Please pull out every line that includes the string "反射前后频率不变".

━━━━━ Records provided

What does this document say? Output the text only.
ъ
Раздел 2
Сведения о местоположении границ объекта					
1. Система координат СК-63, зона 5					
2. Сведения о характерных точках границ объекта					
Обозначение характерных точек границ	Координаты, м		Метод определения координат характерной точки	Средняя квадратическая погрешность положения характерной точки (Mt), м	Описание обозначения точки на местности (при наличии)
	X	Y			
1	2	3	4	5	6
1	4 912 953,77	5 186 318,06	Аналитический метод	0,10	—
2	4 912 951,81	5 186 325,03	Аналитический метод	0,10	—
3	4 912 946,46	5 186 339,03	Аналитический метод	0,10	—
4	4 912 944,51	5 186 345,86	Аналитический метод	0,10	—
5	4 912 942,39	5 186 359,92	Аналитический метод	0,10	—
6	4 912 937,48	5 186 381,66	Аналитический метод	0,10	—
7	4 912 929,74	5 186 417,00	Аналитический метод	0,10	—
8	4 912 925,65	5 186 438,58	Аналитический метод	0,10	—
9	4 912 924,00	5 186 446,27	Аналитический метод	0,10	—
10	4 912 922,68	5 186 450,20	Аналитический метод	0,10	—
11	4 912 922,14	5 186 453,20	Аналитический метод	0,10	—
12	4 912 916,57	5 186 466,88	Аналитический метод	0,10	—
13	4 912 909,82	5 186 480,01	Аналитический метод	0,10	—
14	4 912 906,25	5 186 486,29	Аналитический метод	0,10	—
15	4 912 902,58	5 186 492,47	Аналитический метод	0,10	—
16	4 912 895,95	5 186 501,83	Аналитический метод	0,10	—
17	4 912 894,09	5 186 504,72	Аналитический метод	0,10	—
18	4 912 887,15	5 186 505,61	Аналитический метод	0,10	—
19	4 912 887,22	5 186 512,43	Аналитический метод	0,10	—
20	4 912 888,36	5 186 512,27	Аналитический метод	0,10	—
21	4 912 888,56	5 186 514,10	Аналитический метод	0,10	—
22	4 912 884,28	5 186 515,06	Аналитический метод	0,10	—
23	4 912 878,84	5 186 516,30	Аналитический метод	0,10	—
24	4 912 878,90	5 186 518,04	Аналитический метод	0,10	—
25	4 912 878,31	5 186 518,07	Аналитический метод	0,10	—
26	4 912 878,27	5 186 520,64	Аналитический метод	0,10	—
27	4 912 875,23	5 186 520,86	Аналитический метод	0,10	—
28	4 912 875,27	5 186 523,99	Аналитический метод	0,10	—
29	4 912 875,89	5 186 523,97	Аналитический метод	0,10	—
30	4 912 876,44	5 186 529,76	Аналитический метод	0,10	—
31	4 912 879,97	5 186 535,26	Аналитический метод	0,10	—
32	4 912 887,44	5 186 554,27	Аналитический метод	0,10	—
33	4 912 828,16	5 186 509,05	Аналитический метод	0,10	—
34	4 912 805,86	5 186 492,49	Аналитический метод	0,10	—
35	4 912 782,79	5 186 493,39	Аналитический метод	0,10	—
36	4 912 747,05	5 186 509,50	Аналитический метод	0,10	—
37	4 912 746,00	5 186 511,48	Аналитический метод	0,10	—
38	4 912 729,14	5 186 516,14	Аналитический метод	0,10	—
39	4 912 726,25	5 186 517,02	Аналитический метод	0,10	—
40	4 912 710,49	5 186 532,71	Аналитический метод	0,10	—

━━━━━━━━━━
━━━━━ Records provided

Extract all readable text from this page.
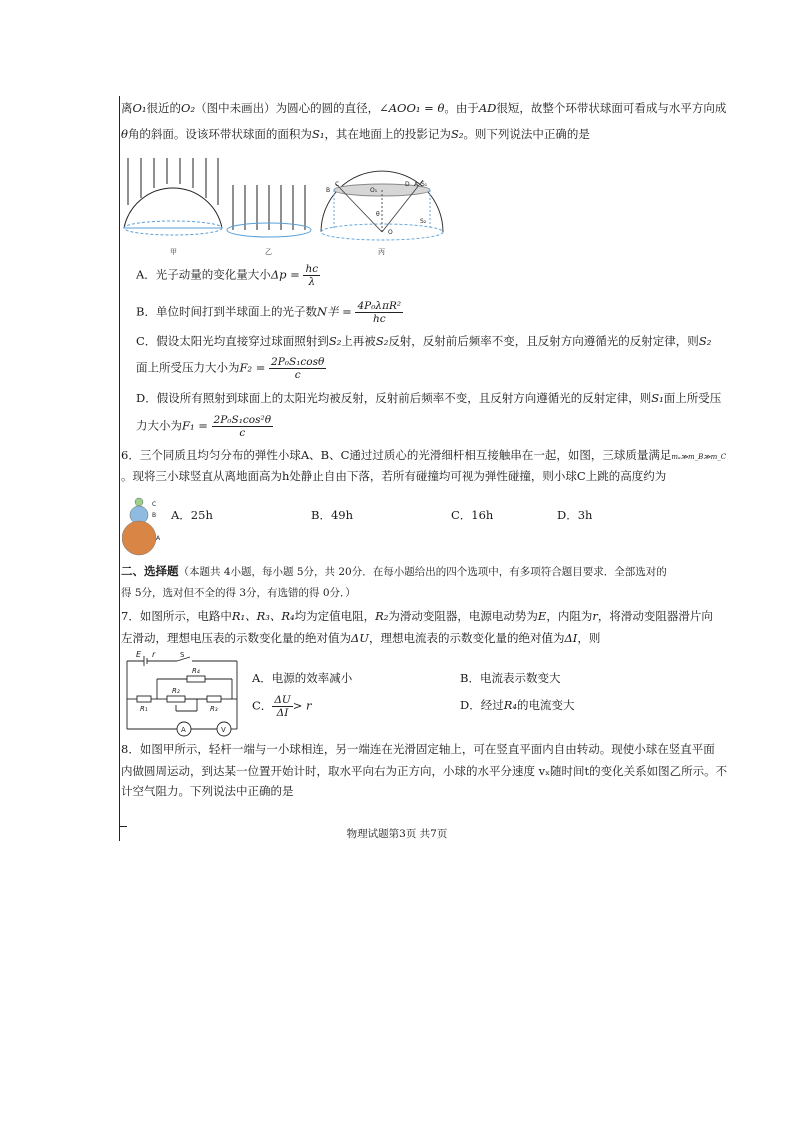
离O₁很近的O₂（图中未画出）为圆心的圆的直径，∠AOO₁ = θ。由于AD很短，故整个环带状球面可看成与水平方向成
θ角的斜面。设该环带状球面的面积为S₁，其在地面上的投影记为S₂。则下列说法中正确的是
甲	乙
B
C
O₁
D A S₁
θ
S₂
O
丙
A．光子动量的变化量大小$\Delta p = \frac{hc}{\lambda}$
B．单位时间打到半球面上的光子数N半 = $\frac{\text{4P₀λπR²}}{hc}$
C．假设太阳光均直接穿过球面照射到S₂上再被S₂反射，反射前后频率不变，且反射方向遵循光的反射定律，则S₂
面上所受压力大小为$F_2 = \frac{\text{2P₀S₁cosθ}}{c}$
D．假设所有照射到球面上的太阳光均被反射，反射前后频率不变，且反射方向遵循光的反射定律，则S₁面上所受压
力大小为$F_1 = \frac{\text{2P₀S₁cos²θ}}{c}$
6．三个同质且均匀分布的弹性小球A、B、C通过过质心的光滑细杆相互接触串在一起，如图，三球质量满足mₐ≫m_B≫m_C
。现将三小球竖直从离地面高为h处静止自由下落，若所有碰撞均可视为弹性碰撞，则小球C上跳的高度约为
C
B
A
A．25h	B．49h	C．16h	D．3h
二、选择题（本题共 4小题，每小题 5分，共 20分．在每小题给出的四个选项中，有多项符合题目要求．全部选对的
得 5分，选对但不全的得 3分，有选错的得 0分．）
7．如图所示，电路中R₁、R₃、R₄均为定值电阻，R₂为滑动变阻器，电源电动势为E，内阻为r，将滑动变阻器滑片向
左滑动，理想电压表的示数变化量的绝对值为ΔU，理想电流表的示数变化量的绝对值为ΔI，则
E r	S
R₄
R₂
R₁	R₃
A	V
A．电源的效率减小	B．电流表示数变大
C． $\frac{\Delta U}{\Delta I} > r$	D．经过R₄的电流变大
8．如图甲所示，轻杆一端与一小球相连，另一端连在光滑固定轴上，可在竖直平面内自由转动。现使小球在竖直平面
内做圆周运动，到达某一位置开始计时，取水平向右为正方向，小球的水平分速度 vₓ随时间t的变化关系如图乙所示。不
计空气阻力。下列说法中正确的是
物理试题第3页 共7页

━━━━━━━━━━

**Exercise result**
C．假设太阳光均直接穿过球面照射到S₂上再被S₂反射，反射前后频率不变，且反射方向遵循光的反射定律，则S₂
D．假设所有照射到球面上的太阳光均被反射，反射前后频率不变，且反射方向遵循光的反射定律，则S₁面上所受压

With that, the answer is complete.